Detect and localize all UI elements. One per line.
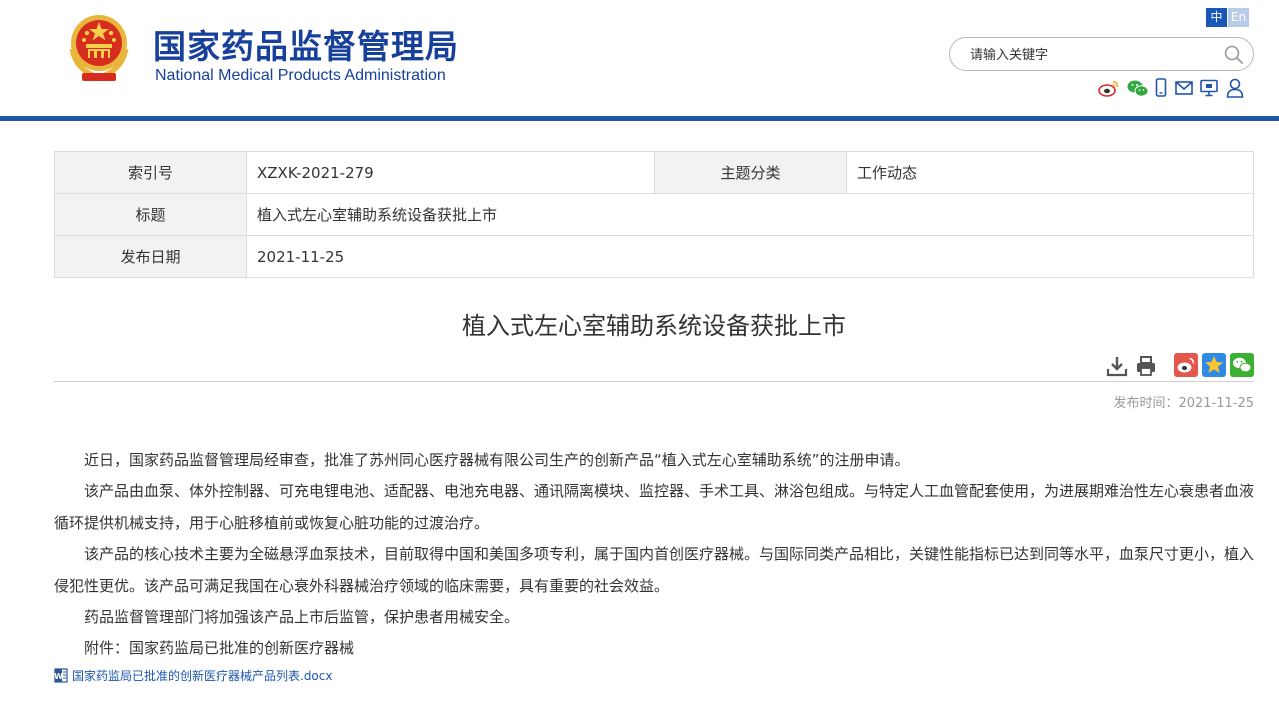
article-body: 近日，国家药品监督管理局经审查，批准了苏州同心医疗器械有限公司生产的创新产品“植…	[54, 445, 1254, 665]
site-header: 国家药品监督管理局 National Medical Products Admi…	[0, 0, 1279, 118]
download-icon[interactable]	[1106, 355, 1128, 377]
title-divider	[54, 381, 1254, 382]
title-value: 植入式左心室辅助系统设备获批上市	[246, 193, 1254, 236]
topic-value: 工作动态	[846, 151, 1254, 194]
publish-date: 发布时间：2021-11-25	[1113, 396, 1254, 411]
mobile-icon[interactable]	[1154, 78, 1168, 98]
word-document-icon: W	[54, 668, 68, 683]
table-row: 索引号 XZXK-2021-279 主题分类 工作动态	[54, 151, 1254, 194]
national-emblem-icon[interactable]	[66, 13, 132, 83]
paragraph: 该产品的核心技术主要为全磁悬浮血泵技术，目前取得中国和美国多项专利，属于国内首创…	[54, 545, 1255, 595]
search-box	[949, 37, 1254, 71]
article-meta-table: 索引号 XZXK-2021-279 主题分类 工作动态 标题 植入式左心室辅助系…	[54, 151, 1254, 278]
site-title-en[interactable]: National Medical Products Administration	[155, 67, 446, 85]
user-icon[interactable]	[1226, 78, 1244, 98]
search-icon[interactable]	[1223, 44, 1245, 66]
title-label: 标题	[54, 193, 247, 236]
wechat-icon[interactable]	[1127, 79, 1149, 98]
paragraph: 药品监督管理部门将加强该产品上市后监管，保护患者用械安全。	[84, 608, 520, 627]
mail-icon[interactable]	[1175, 81, 1193, 95]
share-qzone-icon[interactable]	[1202, 353, 1226, 377]
share-wechat-icon[interactable]	[1230, 353, 1254, 377]
svg-text:W: W	[54, 672, 63, 681]
site-title-cn[interactable]: 国家药品监督管理局	[153, 20, 459, 68]
paragraph: 该产品由血泵、体外控制器、可充电锂电池、适配器、电池充电器、通讯隔离模块、监控器…	[54, 482, 1255, 532]
search-input[interactable]	[970, 45, 1210, 65]
paragraph: 近日，国家药品监督管理局经审查，批准了苏州同心医疗器械有限公司生产的创新产品“植…	[84, 451, 910, 469]
weibo-icon[interactable]	[1098, 78, 1120, 98]
attachment-link[interactable]: W 国家药监局已批准的创新医疗器械产品列表.docx	[54, 667, 332, 684]
index-value: XZXK-2021-279	[246, 151, 655, 194]
language-en-button[interactable]: En	[1228, 8, 1249, 27]
table-row: 标题 植入式左心室辅助系统设备获批上市	[54, 193, 1254, 236]
language-zh-button[interactable]: 中	[1206, 8, 1227, 27]
table-row: 发布日期 2021-11-25	[54, 235, 1254, 278]
share-weibo-icon[interactable]	[1174, 353, 1198, 377]
computer-icon[interactable]	[1200, 79, 1218, 97]
index-label: 索引号	[54, 151, 247, 194]
attachment-filename[interactable]: 国家药监局已批准的创新医疗器械产品列表.docx	[72, 667, 332, 684]
date-label: 发布日期	[54, 235, 247, 278]
paragraph: 附件：国家药监局已批准的创新医疗器械	[84, 639, 355, 658]
topic-label: 主题分类	[654, 151, 847, 194]
print-icon[interactable]	[1135, 355, 1157, 377]
article-title: 植入式左心室辅助系统设备获批上市	[462, 312, 846, 340]
header-divider-bar	[0, 116, 1279, 121]
date-value: 2021-11-25	[246, 235, 1254, 278]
■ ■ ■ ■ ■ ■ ■
■ WORK INSTRUCTIONS:
Rewrite everything from the line containing "445, 1254, 665]" down to the line containing "81, 1193, 95]", changing "paragraph" to "text-block" and leaving the rest as it is.

■ RESPONSE FOR THIS EXERCISE:
article-body: 近日，国家药品监督管理局经审查，批准了苏州同心医疗器械有限公司生产的创新产品“植…	[54, 445, 1254, 665]
site-header: 国家药品监督管理局 National Medical Products Admi…	[0, 0, 1279, 118]
download-icon[interactable]	[1106, 355, 1128, 377]
title-divider	[54, 381, 1254, 382]
title-value: 植入式左心室辅助系统设备获批上市	[246, 193, 1254, 236]
topic-value: 工作动态	[846, 151, 1254, 194]
publish-date: 发布时间：2021-11-25	[1113, 396, 1254, 411]
mobile-icon[interactable]	[1154, 78, 1168, 98]
word-document-icon: W	[54, 668, 68, 683]
table-row: 索引号 XZXK-2021-279 主题分类 工作动态	[54, 151, 1254, 194]
national-emblem-icon[interactable]	[66, 13, 132, 83]
text-block: 该产品的核心技术主要为全磁悬浮血泵技术，目前取得中国和美国多项专利，属于国内首创…	[54, 545, 1255, 595]
search-box	[949, 37, 1254, 71]
article-meta-table: 索引号 XZXK-2021-279 主题分类 工作动态 标题 植入式左心室辅助系…	[54, 151, 1254, 278]
site-title-en[interactable]: National Medical Products Administration	[155, 67, 446, 85]
user-icon[interactable]	[1226, 78, 1244, 98]
search-icon[interactable]	[1223, 44, 1245, 66]
title-label: 标题	[54, 193, 247, 236]
wechat-icon[interactable]	[1127, 79, 1149, 98]
text-block: 药品监督管理部门将加强该产品上市后监管，保护患者用械安全。	[84, 608, 520, 627]
mail-icon[interactable]	[1175, 81, 1193, 95]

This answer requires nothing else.